— TASK DIRECTIONS —
Return every line of the listing below verbatim, omitting the picture.

— INPUT FOR THIS TASK —

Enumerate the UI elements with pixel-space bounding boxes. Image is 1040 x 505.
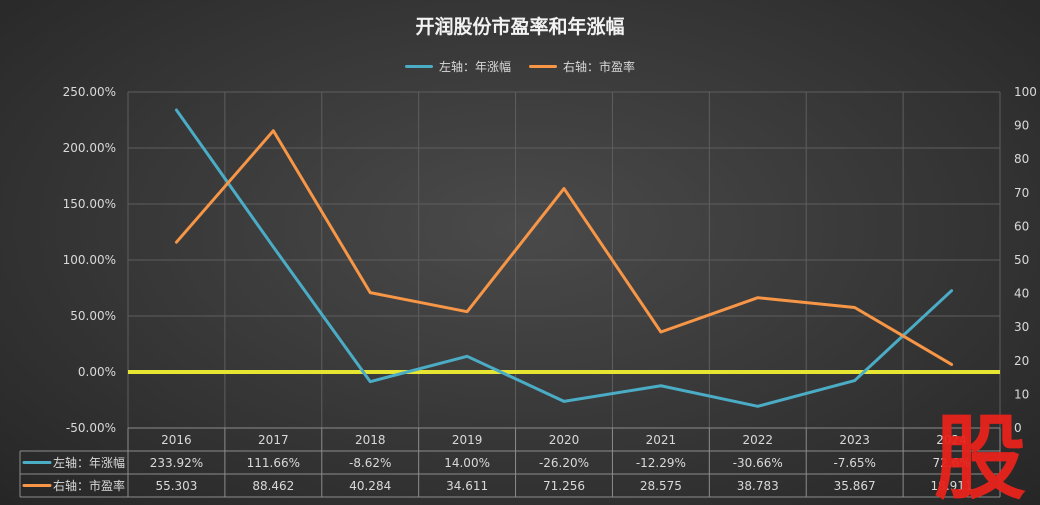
y-right-tick-label: 40 <box>1014 287 1029 301</box>
y-left-tick-label: 50.00% <box>70 309 116 323</box>
y-right-tick-label: 60 <box>1014 219 1029 233</box>
table-series-name: 右轴：市盈率 <box>53 478 125 493</box>
x-tick-label: 2018 <box>355 433 386 447</box>
x-tick-label: 2021 <box>646 433 677 447</box>
data-label: -12.29% <box>636 456 686 470</box>
y-right-tick-label: 70 <box>1014 186 1029 200</box>
data-label: 71.256 <box>543 479 585 493</box>
x-tick-label: 2019 <box>452 433 483 447</box>
y-right-tick-label: 10 <box>1014 387 1029 401</box>
watermark-logo: 股 <box>934 408 1026 505</box>
y-left-tick-label: 150.00% <box>63 197 116 211</box>
data-label: -30.66% <box>733 456 783 470</box>
y-right-tick-label: 80 <box>1014 152 1029 166</box>
legend-swatch-return <box>404 65 433 68</box>
data-label: 28.575 <box>640 479 682 493</box>
y-right-tick-label: 0 <box>1014 421 1022 435</box>
watermark-glyph: 股 <box>934 408 1026 505</box>
legend: 左轴：年涨幅 右轴：市盈率 <box>0 58 1040 75</box>
x-tick-label: 2017 <box>258 433 289 447</box>
y-right-tick-label: 30 <box>1014 320 1029 334</box>
y-left-tick-label: 0.00% <box>78 365 116 379</box>
y-right-tick-label: 20 <box>1014 354 1029 368</box>
y-left-tick-label: 200.00% <box>63 141 116 155</box>
data-label: 111.66% <box>247 456 300 470</box>
data-label: -8.62% <box>349 456 391 470</box>
y-right-tick-label: 90 <box>1014 119 1029 133</box>
legend-label-return: 左轴：年涨幅 <box>438 60 511 74</box>
data-label: -26.20% <box>539 456 589 470</box>
data-label: -7.65% <box>833 456 875 470</box>
y-left-tick-label: 250.00% <box>63 85 116 99</box>
x-tick-label: 2022 <box>743 433 774 447</box>
legend-item-pe: 右轴：市盈率 <box>529 58 635 75</box>
legend-label-pe: 右轴：市盈率 <box>563 60 636 74</box>
x-tick-label: 2023 <box>839 433 870 447</box>
data-label: 233.92% <box>150 456 203 470</box>
legend-item-return: 左轴：年涨幅 <box>404 58 511 75</box>
x-tick-label: 2020 <box>549 433 580 447</box>
data-label: 88.462 <box>252 479 294 493</box>
data-label: 18.911 <box>931 479 973 493</box>
data-label: 40.284 <box>349 479 391 493</box>
data-label: 35.867 <box>834 479 876 493</box>
x-tick-label: 2024 <box>936 433 967 447</box>
y-left-tick-label: 100.00% <box>63 253 116 267</box>
y-left-tick-label: -50.00% <box>66 421 116 435</box>
data-label: 55.303 <box>155 479 197 493</box>
data-label: 14.00% <box>444 456 490 470</box>
table-series-name: 左轴：年涨幅 <box>53 455 125 470</box>
y-right-tick-label: 100 <box>1014 85 1037 99</box>
data-label: 38.783 <box>737 479 779 493</box>
data-label: 34.611 <box>446 479 488 493</box>
series-line-pe <box>174 129 954 366</box>
x-tick-label: 2016 <box>161 433 192 447</box>
data-label: 72.6% <box>932 456 970 470</box>
y-right-tick-label: 50 <box>1014 253 1029 267</box>
legend-swatch-pe <box>529 65 557 68</box>
chart-title: 开润股份市盈率和年涨幅 <box>415 16 625 38</box>
series-line-return <box>174 108 954 408</box>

— EXPECTED ANSWER —
Enumerate the UI elements with pixel-space bounding boxes. Image is 1040 x 505.
y-right-tick-label: 40 <box>1014 287 1029 301</box>
y-left-tick-label: 50.00% <box>70 309 116 323</box>
y-right-tick-label: 60 <box>1014 219 1029 233</box>
table-series-name: 右轴：市盈率 <box>53 478 125 493</box>
x-tick-label: 2018 <box>355 433 386 447</box>
x-tick-label: 2021 <box>646 433 677 447</box>
data-label: -12.29% <box>636 456 686 470</box>
y-right-tick-label: 70 <box>1014 186 1029 200</box>
data-label: 71.256 <box>543 479 585 493</box>
x-tick-label: 2019 <box>452 433 483 447</box>
y-right-tick-label: 10 <box>1014 387 1029 401</box>
watermark-logo: 股 <box>934 408 1026 505</box>
y-left-tick-label: 150.00% <box>63 197 116 211</box>
data-label: -30.66% <box>733 456 783 470</box>
y-right-tick-label: 80 <box>1014 152 1029 166</box>
legend-swatch-return <box>404 65 433 68</box>
data-label: 28.575 <box>640 479 682 493</box>
y-right-tick-label: 0 <box>1014 421 1022 435</box>
watermark-glyph: 股 <box>934 408 1026 505</box>
legend: 左轴：年涨幅 右轴：市盈率 <box>0 58 1040 75</box>
x-tick-label: 2017 <box>258 433 289 447</box>
y-right-tick-label: 30 <box>1014 320 1029 334</box>
y-left-tick-label: 0.00% <box>78 365 116 379</box>
y-right-tick-label: 20 <box>1014 354 1029 368</box>
y-left-tick-label: 200.00% <box>63 141 116 155</box>
data-label: 111.66% <box>247 456 300 470</box>
data-label: -8.62% <box>349 456 391 470</box>
y-right-tick-label: 90 <box>1014 119 1029 133</box>
legend-label-return: 左轴：年涨幅 <box>438 60 511 74</box>
data-label: -26.20% <box>539 456 589 470</box>
data-label: -7.65% <box>833 456 875 470</box>
y-left-tick-label: 250.00% <box>63 85 116 99</box>
x-tick-label: 2022 <box>743 433 774 447</box>
legend-item-pe: 右轴：市盈率 <box>529 58 635 75</box>
legend-label-pe: 右轴：市盈率 <box>563 60 636 74</box>
x-tick-label: 2023 <box>839 433 870 447</box>
data-label: 233.92% <box>150 456 203 470</box>
legend-item-return: 左轴：年涨幅 <box>404 58 511 75</box>
x-tick-label: 2020 <box>549 433 580 447</box>
data-label: 88.462 <box>252 479 294 493</box>
data-label: 18.911 <box>931 479 973 493</box>
data-label: 40.284 <box>349 479 391 493</box>
data-label: 35.867 <box>834 479 876 493</box>
x-tick-label: 2024 <box>936 433 967 447</box>
y-left-tick-label: 100.00% <box>63 253 116 267</box>
y-left-tick-label: -50.00% <box>66 421 116 435</box>
data-label: 55.303 <box>155 479 197 493</box>
data-label: 14.00% <box>444 456 490 470</box>
table-series-name: 左轴：年涨幅 <box>53 455 125 470</box>
y-right-tick-label: 100 <box>1014 85 1037 99</box>
data-label: 38.783 <box>737 479 779 493</box>
data-label: 34.611 <box>446 479 488 493</box>
series-line-pe <box>174 129 954 366</box>
x-tick-label: 2016 <box>161 433 192 447</box>
data-label: 72.6% <box>932 456 970 470</box>
y-right-tick-label: 50 <box>1014 253 1029 267</box>
legend-swatch-pe <box>529 65 557 68</box>
chart-title: 开润股份市盈率和年涨幅 <box>415 16 625 38</box>
series-line-return <box>174 108 954 408</box>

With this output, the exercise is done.